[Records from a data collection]
——————

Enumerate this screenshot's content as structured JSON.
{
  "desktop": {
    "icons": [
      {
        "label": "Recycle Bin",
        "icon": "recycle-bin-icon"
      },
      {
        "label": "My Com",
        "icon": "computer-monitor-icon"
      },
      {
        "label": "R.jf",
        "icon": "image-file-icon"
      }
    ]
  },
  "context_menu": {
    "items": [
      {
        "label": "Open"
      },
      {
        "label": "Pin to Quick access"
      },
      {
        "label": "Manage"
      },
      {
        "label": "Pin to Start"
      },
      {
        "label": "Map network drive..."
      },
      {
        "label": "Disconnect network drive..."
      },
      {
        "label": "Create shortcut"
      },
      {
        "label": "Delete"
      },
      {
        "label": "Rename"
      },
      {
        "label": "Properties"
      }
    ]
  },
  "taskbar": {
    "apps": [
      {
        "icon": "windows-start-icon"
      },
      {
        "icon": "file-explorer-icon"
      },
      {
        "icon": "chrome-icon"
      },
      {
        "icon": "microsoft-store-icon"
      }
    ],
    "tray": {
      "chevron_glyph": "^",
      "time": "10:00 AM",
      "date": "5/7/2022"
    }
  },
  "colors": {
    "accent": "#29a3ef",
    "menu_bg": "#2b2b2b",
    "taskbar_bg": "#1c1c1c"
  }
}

——————

__What is needed__
Copy every record exactly, with nothing added or dropped.

__Solution to the problem__
Enumerate this screenshot's content as structured JSON.
{
  "desktop": {
    "icons": [
      {
        "label": "Recycle Bin",
        "icon": "recycle-bin-icon"
      },
      {
        "label": "My Com",
        "icon": "computer-monitor-icon"
      },
      {
        "label": "R.jf",
        "icon": "image-file-icon"
      }
    ]
  },
  "context_menu": {
    "items": [
      {
        "label": "Open"
      },
      {
        "label": "Pin to Quick access"
      },
      {
        "label": "Manage"
      },
      {
        "label": "Pin to Start"
      },
      {
        "label": "Map network drive..."
      },
      {
        "label": "Disconnect network drive..."
      },
      {
        "label": "Create shortcut"
      },
      {
        "label": "Delete"
      },
      {
        "label": "Rename"
      },
      {
        "label": "Properties"
      }
    ]
  },
  "taskbar": {
    "apps": [
      {
        "icon": "windows-start-icon"
      },
      {
        "icon": "file-explorer-icon"
      },
      {
        "icon": "chrome-icon"
      },
      {
        "icon": "microsoft-store-icon"
      }
    ],
    "tray": {
      "chevron_glyph": "^",
      "time": "10:00 AM",
      "date": "5/7/2022"
    }
  },
  "colors": {
    "accent": "#29a3ef",
    "menu_bg": "#2b2b2b",
    "taskbar_bg": "#1c1c1c"
  }
}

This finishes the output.